Problem — Filter the records below and copy every line containing the word "bottom".

(Stored items)
****************************************

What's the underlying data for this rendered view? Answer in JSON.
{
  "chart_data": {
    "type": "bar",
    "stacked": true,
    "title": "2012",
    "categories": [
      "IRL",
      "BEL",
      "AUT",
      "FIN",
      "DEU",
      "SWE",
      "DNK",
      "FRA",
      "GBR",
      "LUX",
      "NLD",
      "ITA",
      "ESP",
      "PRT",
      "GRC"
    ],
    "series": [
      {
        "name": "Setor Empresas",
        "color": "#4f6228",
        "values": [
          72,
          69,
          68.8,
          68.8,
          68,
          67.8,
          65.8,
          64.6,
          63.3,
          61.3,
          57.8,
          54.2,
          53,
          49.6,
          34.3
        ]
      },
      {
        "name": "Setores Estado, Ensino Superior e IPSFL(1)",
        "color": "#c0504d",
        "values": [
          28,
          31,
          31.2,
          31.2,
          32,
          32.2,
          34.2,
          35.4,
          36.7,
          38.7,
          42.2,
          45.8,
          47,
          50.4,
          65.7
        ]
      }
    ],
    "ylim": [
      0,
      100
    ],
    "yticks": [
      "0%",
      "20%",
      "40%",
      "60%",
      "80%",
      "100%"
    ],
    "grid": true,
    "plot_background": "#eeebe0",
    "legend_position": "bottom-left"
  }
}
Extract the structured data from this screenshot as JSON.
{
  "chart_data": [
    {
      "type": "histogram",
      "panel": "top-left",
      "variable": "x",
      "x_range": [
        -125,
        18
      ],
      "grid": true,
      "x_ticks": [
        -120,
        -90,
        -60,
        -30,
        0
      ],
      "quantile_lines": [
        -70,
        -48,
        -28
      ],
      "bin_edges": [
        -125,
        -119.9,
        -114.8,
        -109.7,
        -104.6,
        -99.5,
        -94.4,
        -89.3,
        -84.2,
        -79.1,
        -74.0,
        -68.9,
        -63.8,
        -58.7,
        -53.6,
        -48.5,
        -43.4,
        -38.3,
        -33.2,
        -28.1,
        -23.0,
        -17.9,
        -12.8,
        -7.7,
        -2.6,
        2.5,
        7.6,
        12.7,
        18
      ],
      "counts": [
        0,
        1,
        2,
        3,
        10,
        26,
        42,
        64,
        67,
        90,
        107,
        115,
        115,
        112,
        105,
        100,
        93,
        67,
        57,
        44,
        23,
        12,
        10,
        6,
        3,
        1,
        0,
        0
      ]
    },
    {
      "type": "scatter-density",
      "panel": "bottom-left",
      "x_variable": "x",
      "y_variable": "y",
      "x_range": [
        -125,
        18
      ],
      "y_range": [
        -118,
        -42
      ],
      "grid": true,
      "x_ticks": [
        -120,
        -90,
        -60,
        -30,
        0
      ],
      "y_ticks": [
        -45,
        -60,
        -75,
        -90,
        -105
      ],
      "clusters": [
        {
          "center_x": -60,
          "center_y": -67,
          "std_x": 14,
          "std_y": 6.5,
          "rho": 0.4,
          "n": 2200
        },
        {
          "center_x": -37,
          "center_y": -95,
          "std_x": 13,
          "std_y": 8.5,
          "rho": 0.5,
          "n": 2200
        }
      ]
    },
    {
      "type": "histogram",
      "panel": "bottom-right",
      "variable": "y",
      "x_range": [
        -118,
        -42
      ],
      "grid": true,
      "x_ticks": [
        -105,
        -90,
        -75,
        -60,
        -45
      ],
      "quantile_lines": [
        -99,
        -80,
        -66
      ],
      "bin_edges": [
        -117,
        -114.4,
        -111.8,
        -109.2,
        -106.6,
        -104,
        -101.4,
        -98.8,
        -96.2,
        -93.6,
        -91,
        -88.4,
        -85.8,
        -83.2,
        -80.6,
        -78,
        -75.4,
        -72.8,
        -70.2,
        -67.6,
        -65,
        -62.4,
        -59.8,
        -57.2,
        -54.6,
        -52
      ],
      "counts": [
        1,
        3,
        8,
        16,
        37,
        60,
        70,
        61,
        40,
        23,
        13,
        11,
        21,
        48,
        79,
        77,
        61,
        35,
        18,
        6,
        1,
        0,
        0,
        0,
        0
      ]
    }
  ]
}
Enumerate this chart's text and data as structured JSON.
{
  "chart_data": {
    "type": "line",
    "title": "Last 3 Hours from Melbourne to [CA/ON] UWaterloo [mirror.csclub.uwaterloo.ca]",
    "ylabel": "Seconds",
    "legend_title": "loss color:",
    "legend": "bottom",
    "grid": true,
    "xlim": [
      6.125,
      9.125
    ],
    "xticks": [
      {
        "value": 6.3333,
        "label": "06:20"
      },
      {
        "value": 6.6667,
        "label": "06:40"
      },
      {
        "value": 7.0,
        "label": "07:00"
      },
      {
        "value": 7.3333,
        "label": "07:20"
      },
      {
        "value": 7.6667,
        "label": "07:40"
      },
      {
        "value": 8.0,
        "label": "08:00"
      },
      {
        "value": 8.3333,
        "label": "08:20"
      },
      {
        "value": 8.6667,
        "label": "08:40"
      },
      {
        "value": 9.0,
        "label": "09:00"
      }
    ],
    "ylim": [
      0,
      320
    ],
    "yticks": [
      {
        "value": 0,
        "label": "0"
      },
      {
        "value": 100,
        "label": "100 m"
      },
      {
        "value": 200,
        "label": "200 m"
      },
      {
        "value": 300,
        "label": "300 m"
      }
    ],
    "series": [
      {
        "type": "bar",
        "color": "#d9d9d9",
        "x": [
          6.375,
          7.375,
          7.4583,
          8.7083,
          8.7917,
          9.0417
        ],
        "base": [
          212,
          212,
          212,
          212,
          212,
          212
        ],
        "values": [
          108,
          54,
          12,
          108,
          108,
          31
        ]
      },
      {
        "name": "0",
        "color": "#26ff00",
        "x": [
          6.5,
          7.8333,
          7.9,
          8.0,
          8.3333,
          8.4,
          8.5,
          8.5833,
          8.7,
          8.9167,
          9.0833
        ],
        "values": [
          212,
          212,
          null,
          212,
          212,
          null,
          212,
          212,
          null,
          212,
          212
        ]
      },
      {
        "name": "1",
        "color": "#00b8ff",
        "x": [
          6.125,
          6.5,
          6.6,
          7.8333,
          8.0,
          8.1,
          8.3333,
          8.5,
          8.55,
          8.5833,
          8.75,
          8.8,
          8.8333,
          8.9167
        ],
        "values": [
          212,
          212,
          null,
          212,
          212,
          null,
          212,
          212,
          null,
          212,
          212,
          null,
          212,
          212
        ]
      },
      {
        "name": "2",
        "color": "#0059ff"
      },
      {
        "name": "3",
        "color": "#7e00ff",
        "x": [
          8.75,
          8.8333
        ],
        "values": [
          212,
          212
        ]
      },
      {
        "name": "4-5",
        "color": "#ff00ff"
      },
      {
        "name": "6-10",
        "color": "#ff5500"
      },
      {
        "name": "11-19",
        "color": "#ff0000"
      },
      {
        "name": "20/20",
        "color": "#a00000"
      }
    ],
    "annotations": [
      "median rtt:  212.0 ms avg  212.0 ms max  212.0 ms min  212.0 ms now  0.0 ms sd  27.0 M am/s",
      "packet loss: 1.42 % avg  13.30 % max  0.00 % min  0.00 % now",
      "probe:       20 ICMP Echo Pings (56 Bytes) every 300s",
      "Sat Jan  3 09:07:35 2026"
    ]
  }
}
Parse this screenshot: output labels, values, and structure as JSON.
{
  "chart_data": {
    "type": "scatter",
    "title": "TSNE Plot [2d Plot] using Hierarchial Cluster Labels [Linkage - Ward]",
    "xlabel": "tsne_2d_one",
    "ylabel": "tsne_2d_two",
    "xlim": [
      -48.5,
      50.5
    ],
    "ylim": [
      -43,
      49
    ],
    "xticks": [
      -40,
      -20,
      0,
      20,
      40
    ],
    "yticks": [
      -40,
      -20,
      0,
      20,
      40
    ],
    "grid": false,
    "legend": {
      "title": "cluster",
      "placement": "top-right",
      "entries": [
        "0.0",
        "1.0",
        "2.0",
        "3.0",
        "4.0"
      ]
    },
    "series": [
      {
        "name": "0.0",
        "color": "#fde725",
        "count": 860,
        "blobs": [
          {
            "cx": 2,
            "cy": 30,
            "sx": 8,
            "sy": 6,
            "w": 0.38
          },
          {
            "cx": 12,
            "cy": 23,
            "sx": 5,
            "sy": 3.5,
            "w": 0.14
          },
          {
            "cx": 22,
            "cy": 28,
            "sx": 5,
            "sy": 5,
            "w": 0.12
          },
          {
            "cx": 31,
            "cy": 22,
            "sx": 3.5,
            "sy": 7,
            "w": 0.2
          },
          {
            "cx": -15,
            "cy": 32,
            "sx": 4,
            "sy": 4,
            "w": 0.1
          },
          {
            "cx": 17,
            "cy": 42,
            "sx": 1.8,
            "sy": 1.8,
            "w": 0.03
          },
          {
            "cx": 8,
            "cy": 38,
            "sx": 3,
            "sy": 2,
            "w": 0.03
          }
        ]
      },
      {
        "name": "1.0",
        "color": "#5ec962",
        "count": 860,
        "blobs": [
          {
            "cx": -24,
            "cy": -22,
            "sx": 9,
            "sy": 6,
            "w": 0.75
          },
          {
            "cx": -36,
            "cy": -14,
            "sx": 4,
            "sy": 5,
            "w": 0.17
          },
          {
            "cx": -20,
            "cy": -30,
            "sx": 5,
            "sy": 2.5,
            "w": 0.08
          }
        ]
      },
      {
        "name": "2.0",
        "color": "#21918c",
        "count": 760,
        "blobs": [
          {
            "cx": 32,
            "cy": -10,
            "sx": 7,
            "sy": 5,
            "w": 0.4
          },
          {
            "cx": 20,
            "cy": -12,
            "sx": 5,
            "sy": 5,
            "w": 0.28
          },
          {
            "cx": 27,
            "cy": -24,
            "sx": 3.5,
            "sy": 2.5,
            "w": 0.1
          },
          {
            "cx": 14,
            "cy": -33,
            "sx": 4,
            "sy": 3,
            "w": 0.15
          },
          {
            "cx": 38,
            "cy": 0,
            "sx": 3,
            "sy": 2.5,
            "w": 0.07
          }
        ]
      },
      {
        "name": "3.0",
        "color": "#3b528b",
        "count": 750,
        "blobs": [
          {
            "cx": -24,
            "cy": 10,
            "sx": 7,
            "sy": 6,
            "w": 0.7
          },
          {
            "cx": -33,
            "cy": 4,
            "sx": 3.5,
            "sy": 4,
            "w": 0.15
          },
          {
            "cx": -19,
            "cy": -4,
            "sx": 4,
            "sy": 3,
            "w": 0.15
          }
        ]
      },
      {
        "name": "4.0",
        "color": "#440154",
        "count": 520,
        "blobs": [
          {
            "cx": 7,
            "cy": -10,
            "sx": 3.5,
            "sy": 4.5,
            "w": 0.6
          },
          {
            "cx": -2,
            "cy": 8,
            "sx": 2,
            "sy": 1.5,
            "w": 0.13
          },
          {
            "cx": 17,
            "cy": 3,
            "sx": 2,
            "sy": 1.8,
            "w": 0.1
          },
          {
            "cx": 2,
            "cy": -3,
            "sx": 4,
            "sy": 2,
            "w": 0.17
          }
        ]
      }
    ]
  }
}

****************************************

Output below —
    "legend_position": "bottom-left"
      "panel": "bottom-left",
      "panel": "bottom-right",
    "legend": "bottom",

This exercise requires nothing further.